* Problem details
Keep the pictures out of the copy and repeat the records exactly.

* Provided records
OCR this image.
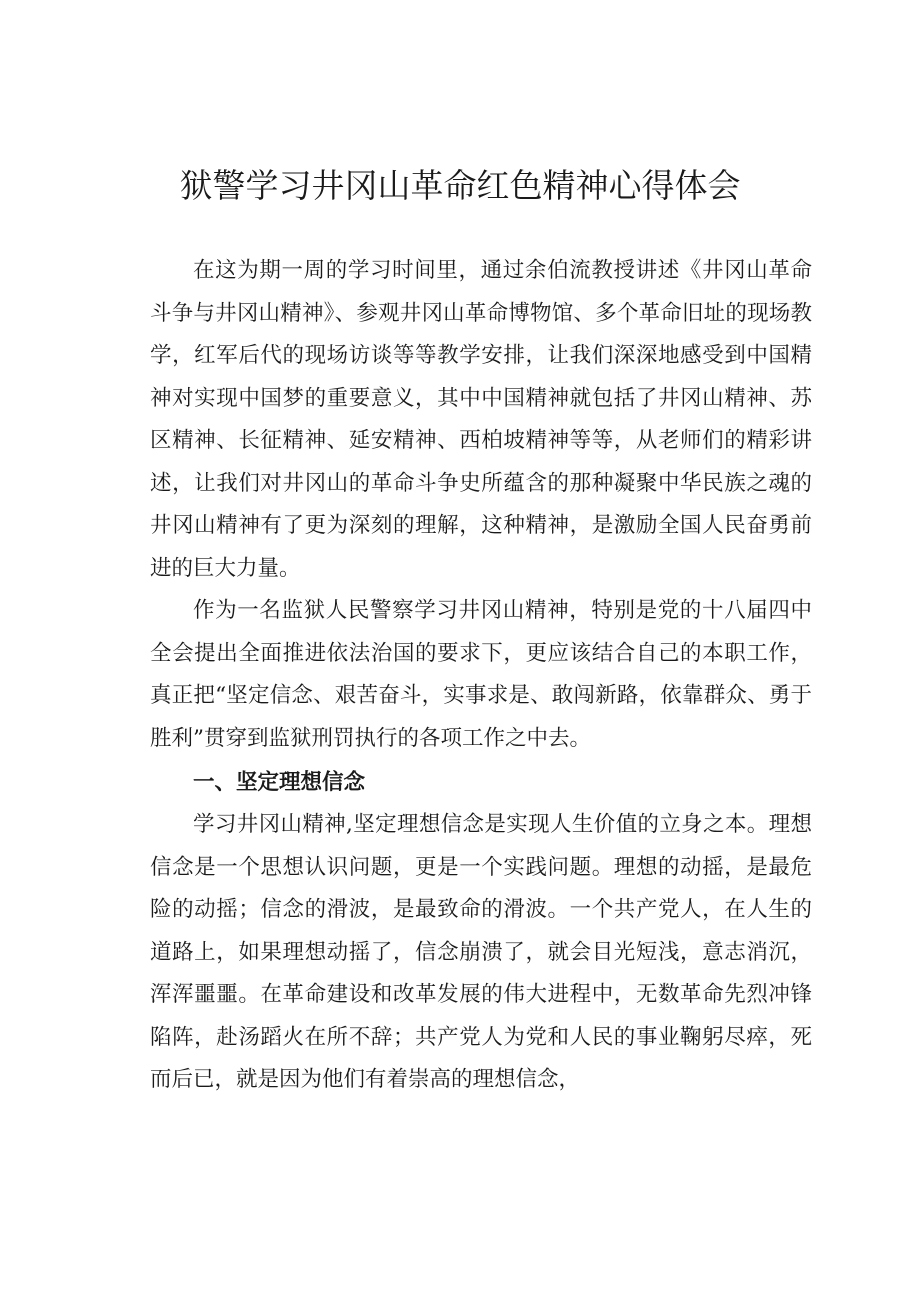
狱警学习井冈山革命红色精神心得体会

在这为期一周的学习时间里，通过余伯流教授讲述《井冈山革命斗争与井冈山精神》、参观井冈山革命博物馆、多个革命旧址的现场教学，红军后代的现场访谈等等教学安排，让我们深深地感受到中国精神对实现中国梦的重要意义，其中中国精神就包括了井冈山精神、苏区精神、长征精神、延安精神、西柏坡精神等等，从老师们的精彩讲述，让我们对井冈山的革命斗争史所蕴含的那种凝聚中华民族之魂的井冈山精神有了更为深刻的理解，这种精神，是激励全国人民奋勇前进的巨大力量。

作为一名监狱人民警察学习井冈山精神，特别是党的十八届四中全会提出全面推进依法治国的要求下，更应该结合自己的本职工作，真正把“坚定信念、艰苦奋斗，实事求是、敢闯新路，依靠群众、勇于胜利”贯穿到监狱刑罚执行的各项工作之中去。

一、坚定理想信念

学习井冈山精神,坚定理想信念是实现人生价值的立身之本。理想信念是一个思想认识问题，更是一个实践问题。理想的动摇，是最危险的动摇；信念的滑波，是最致命的滑波。一个共产党人，在人生的道路上，如果理想动摇了，信念崩溃了，就会目光短浅，意志消沉，浑浑噩噩。在革命建设和改革发展的伟大进程中，无数革命先烈冲锋陷阵，赴汤蹈火在所不辞；共产党人为党和人民的事业鞠躬尽瘁，死而后已，就是因为他们有着崇高的理想信念，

* Answer
OCR this image.
狱警学习井冈山革命红色精神心得体会

在这为期一周的学习时间里，通过余伯流教授讲述《井冈山革命斗争与井冈山精神》、参观井冈山革命博物馆、多个革命旧址的现场教学，红军后代的现场访谈等等教学安排，让我们深深地感受到中国精神对实现中国梦的重要意义，其中中国精神就包括了井冈山精神、苏区精神、长征精神、延安精神、西柏坡精神等等，从老师们的精彩讲述，让我们对井冈山的革命斗争史所蕴含的那种凝聚中华民族之魂的井冈山精神有了更为深刻的理解，这种精神，是激励全国人民奋勇前进的巨大力量。

作为一名监狱人民警察学习井冈山精神，特别是党的十八届四中全会提出全面推进依法治国的要求下，更应该结合自己的本职工作，真正把“坚定信念、艰苦奋斗，实事求是、敢闯新路，依靠群众、勇于胜利”贯穿到监狱刑罚执行的各项工作之中去。

一、坚定理想信念

学习井冈山精神,坚定理想信念是实现人生价值的立身之本。理想信念是一个思想认识问题，更是一个实践问题。理想的动摇，是最危险的动摇；信念的滑波，是最致命的滑波。一个共产党人，在人生的道路上，如果理想动摇了，信念崩溃了，就会目光短浅，意志消沉，浑浑噩噩。在革命建设和改革发展的伟大进程中，无数革命先烈冲锋陷阵，赴汤蹈火在所不辞；共产党人为党和人民的事业鞠躬尽瘁，死而后已，就是因为他们有着崇高的理想信念，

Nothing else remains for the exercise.